#### [GIVEN EXERCISE]
Going through the material below, please gather all lines with the word "Region" in them.

#### [INPUT DATA]

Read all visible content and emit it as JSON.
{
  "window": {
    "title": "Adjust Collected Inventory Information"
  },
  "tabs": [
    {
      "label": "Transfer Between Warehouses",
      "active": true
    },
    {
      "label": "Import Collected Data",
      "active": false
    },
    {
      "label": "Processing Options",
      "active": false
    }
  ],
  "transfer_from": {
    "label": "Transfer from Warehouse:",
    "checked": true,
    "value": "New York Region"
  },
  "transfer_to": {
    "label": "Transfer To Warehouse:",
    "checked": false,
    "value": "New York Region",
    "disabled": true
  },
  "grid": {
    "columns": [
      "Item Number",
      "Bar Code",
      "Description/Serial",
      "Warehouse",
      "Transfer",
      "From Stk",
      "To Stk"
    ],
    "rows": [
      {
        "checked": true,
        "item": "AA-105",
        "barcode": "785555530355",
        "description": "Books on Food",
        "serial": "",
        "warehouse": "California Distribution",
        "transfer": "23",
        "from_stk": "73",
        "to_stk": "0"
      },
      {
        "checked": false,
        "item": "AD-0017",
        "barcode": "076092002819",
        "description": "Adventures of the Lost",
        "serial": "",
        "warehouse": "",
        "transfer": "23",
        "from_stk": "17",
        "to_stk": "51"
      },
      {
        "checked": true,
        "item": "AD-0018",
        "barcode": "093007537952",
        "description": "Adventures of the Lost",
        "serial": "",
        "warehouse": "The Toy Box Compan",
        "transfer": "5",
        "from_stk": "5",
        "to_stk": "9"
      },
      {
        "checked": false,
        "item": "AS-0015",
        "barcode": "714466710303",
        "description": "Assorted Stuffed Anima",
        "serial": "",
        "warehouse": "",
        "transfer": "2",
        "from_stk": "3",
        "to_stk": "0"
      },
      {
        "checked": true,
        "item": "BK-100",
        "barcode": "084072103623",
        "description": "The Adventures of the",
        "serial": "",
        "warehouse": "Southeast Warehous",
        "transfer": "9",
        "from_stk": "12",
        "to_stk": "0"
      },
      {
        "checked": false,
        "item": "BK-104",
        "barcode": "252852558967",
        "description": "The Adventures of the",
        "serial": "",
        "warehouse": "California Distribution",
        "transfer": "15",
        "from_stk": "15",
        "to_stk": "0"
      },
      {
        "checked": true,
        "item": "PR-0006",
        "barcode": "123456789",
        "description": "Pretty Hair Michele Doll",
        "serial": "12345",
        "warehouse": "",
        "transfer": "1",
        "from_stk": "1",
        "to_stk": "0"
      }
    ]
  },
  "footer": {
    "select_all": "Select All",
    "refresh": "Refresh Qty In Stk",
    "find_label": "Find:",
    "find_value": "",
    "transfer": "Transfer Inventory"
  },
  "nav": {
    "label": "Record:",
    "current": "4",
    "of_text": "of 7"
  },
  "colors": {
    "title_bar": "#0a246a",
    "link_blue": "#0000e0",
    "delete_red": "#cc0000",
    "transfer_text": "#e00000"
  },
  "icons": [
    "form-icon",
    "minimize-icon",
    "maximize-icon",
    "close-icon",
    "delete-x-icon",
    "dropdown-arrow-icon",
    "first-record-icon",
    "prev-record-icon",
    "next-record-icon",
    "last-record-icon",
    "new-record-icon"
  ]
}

#### [FINISHED TASK]
    "value": "New York Region"
    "value": "New York Region",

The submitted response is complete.